Items from a dataset:
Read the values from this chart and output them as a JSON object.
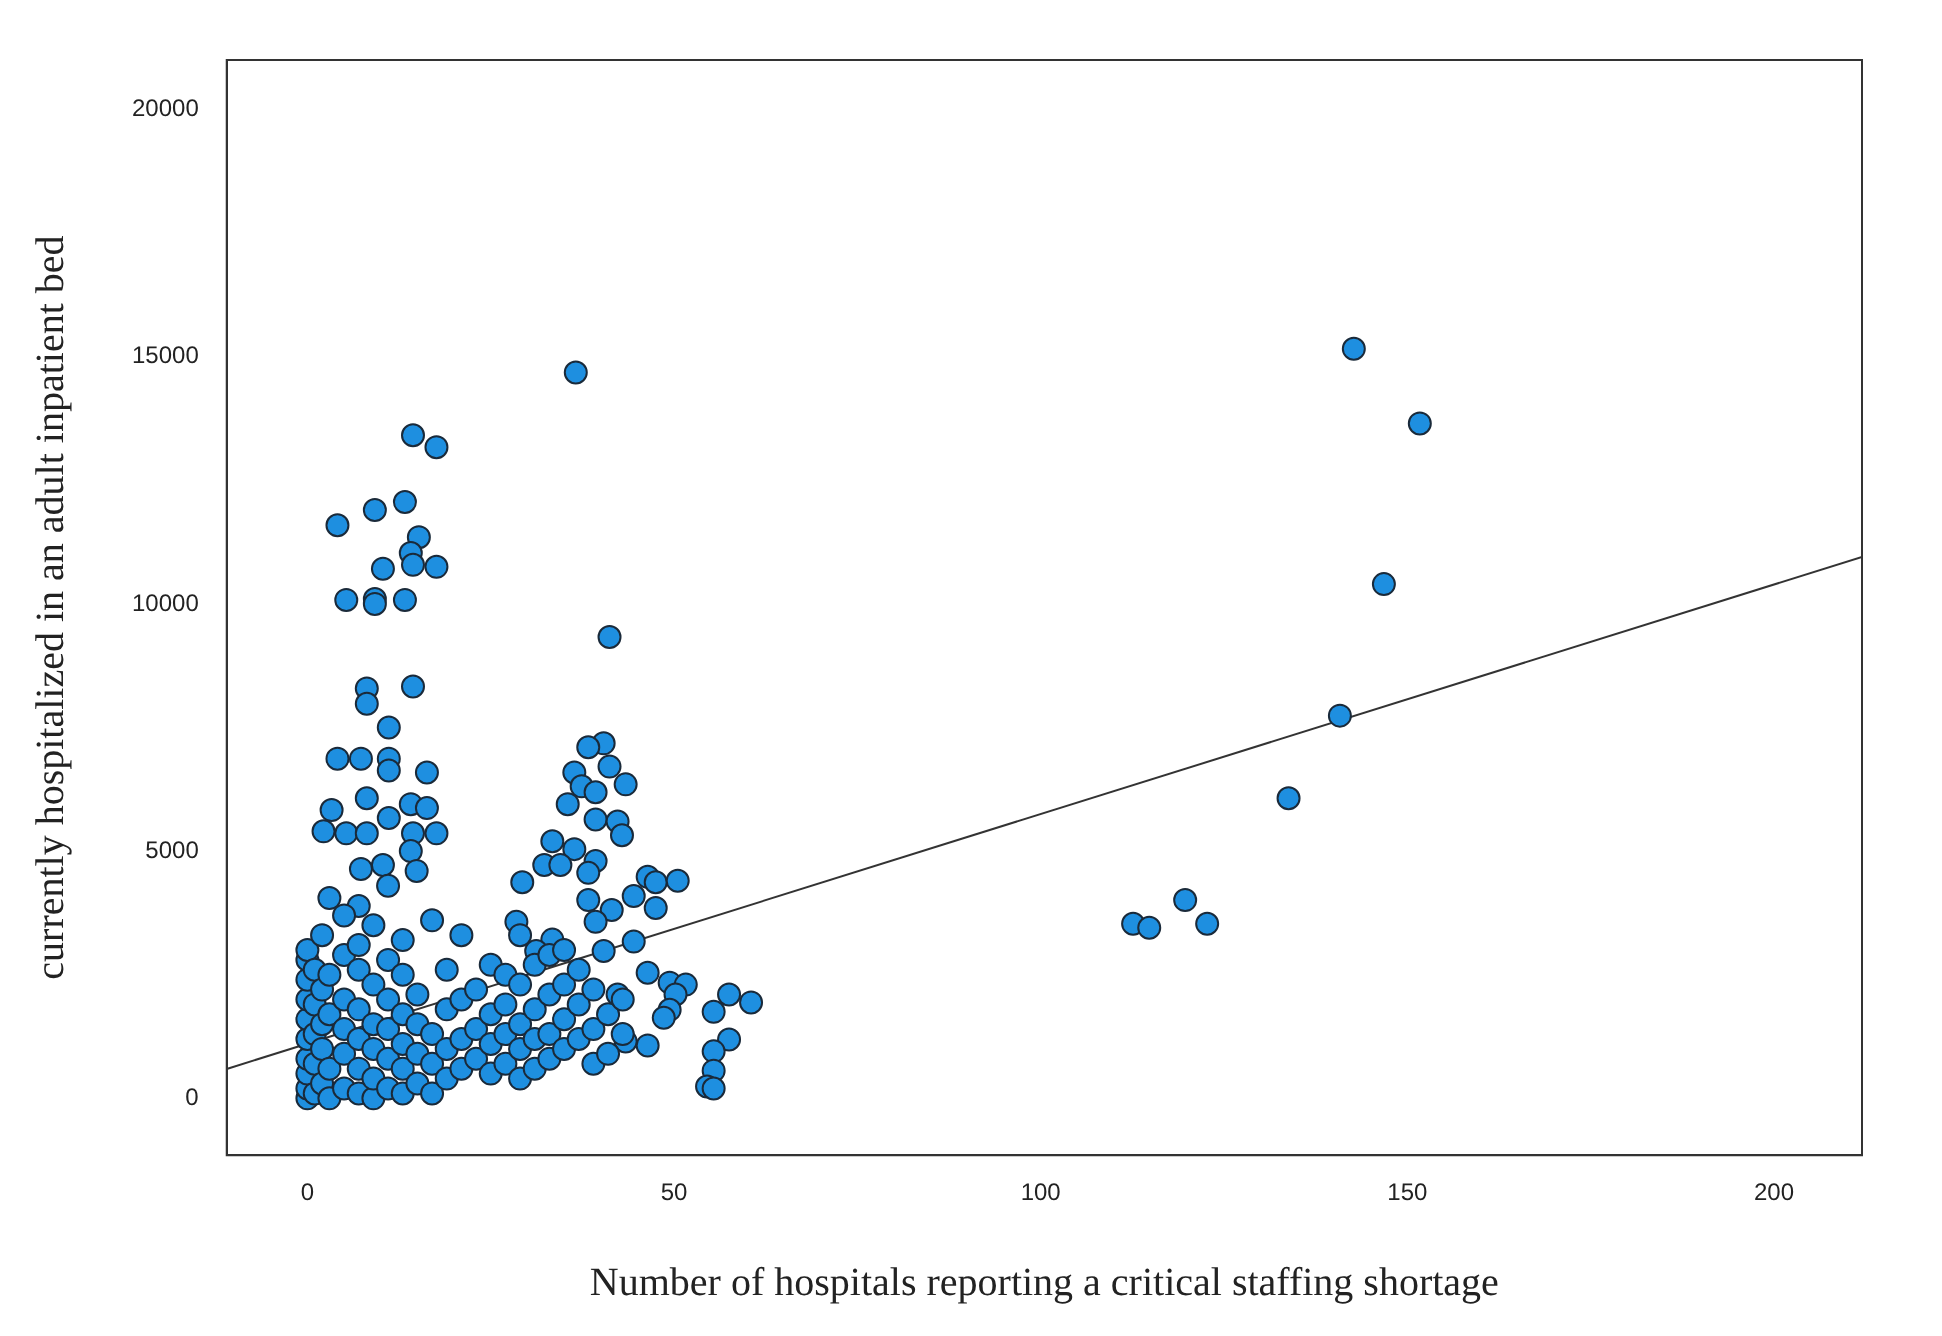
{
  "chart_data": {
    "type": "scatter",
    "xlabel": "Number of hospitals reporting a critical staffing shortage",
    "ylabel": "currently hospitalized in an adult inpatient bed",
    "xlim": [
      -11,
      212
    ],
    "ylim": [
      -1150,
      21000
    ],
    "xticks": [
      0,
      50,
      100,
      150,
      200
    ],
    "yticks": [
      0,
      5000,
      10000,
      15000,
      20000
    ],
    "grid": false,
    "legend": false,
    "marker": "circle",
    "series": [
      {
        "type": "scatter",
        "color": "#1e8fe0",
        "x": [
          112.6,
          114.8,
          119.7,
          122.7,
          133.8,
          140.8,
          142.7,
          146.8,
          151.7,
          36.6,
          14.4,
          17.6,
          4.1,
          9.2,
          13.3,
          15.2,
          14.1,
          14.4,
          17.6,
          10.3,
          5.3,
          9.2,
          9.2,
          13.3,
          41.2,
          14.4,
          8.1,
          8.1,
          11.1,
          4.1,
          7.3,
          11.1,
          11.1,
          16.3,
          3.3,
          8.1,
          11.1,
          14.1,
          16.3,
          2.2,
          5.3,
          8.1,
          14.4,
          17.6,
          14.1,
          7.3,
          10.3,
          14.9,
          3,
          7,
          40.4,
          38.3,
          41.2,
          36.4,
          37.4,
          39.3,
          43.4,
          35.5,
          39.3,
          42.3,
          42.9,
          33.4,
          36.4,
          32.3,
          34.5,
          39.3,
          29.3,
          38.3,
          46.4,
          47.5,
          50.5,
          38.3,
          44.5,
          47.5,
          41.5,
          28.5,
          39.3,
          33.4,
          44.5,
          31.2,
          40.4,
          46.4,
          49.4,
          51.6,
          50.2,
          57.5,
          60.5,
          55.4,
          49.4,
          48.6,
          57.5,
          46.4,
          55.4,
          55.4,
          54.5,
          55.4,
          43.4,
          42.3,
          0,
          0,
          0,
          0,
          0,
          0,
          0,
          0,
          0,
          0,
          1,
          1,
          1,
          1,
          1,
          2,
          2,
          2,
          2,
          2,
          3,
          3,
          3,
          3,
          5,
          5,
          5,
          5,
          5,
          5,
          7,
          7,
          7,
          7,
          7,
          7,
          9,
          9,
          9,
          9,
          9,
          9,
          11,
          11,
          11,
          11,
          11,
          11,
          13,
          13,
          13,
          13,
          13,
          13,
          15,
          15,
          15,
          15,
          17,
          17,
          17,
          17,
          19,
          19,
          19,
          19,
          21,
          21,
          21,
          21,
          23,
          23,
          23,
          25,
          25,
          25,
          25,
          27,
          27,
          27,
          27,
          29,
          29,
          29,
          29,
          29,
          31,
          31,
          31,
          31,
          33,
          33,
          33,
          33,
          35,
          35,
          35,
          35,
          37,
          37,
          37,
          39,
          39,
          39,
          41,
          41,
          43,
          43
        ],
        "values": [
          3530,
          3450,
          4010,
          3530,
          6070,
          7740,
          15160,
          10400,
          13650,
          14680,
          13410,
          13170,
          11590,
          11900,
          12060,
          11350,
          11030,
          10790,
          10750,
          10710,
          10080,
          10100,
          10000,
          10080,
          9330,
          8330,
          8290,
          7980,
          7500,
          6870,
          6870,
          6870,
          6630,
          6590,
          5830,
          6070,
          5670,
          5950,
          5870,
          5400,
          5360,
          5360,
          5360,
          5360,
          5000,
          4640,
          4720,
          4600,
          4050,
          3890,
          7180,
          7100,
          6710,
          6590,
          6310,
          6190,
          6350,
          5950,
          5640,
          5600,
          5320,
          5200,
          5040,
          4720,
          4720,
          4800,
          4370,
          4560,
          4480,
          4370,
          4400,
          4010,
          4090,
          3850,
          3810,
          3570,
          3570,
          3210,
          3170,
          2980,
          2980,
          2540,
          2340,
          2300,
          2100,
          2100,
          1940,
          1750,
          1790,
          1630,
          1190,
          1070,
          950,
          560,
          240,
          200,
          1150,
          2100,
          0,
          200,
          500,
          800,
          1200,
          1600,
          2000,
          2400,
          2800,
          3000,
          100,
          700,
          1300,
          1900,
          2600,
          300,
          1000,
          1500,
          2200,
          3300,
          0,
          600,
          1700,
          2500,
          200,
          900,
          1400,
          2000,
          2900,
          3700,
          100,
          600,
          1200,
          1800,
          2600,
          3100,
          0,
          400,
          1000,
          1500,
          2300,
          3500,
          200,
          800,
          1400,
          2000,
          2800,
          4300,
          100,
          600,
          1100,
          1700,
          2500,
          3200,
          300,
          900,
          1500,
          2100,
          100,
          700,
          1300,
          3600,
          400,
          1000,
          1800,
          2600,
          600,
          1200,
          2000,
          3300,
          800,
          1400,
          2200,
          500,
          1100,
          1700,
          2700,
          700,
          1300,
          1900,
          2500,
          400,
          1000,
          1500,
          2300,
          3300,
          600,
          1200,
          1800,
          2700,
          800,
          1300,
          2100,
          2900,
          1000,
          1600,
          2300,
          3000,
          1200,
          1900,
          2600,
          700,
          1400,
          2200,
          900,
          1700,
          1300,
          2000
        ]
      },
      {
        "type": "line",
        "color": "#333333",
        "marker": "none",
        "x": [
          -10.9,
          212
        ],
        "values": [
          600,
          10950
        ]
      }
    ]
  }
}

> _Job_: Above are the records; copy every line in them that holds the word "type".

> _Worked answer_:
    "type": "scatter",
        "type": "scatter",
        "type": "line",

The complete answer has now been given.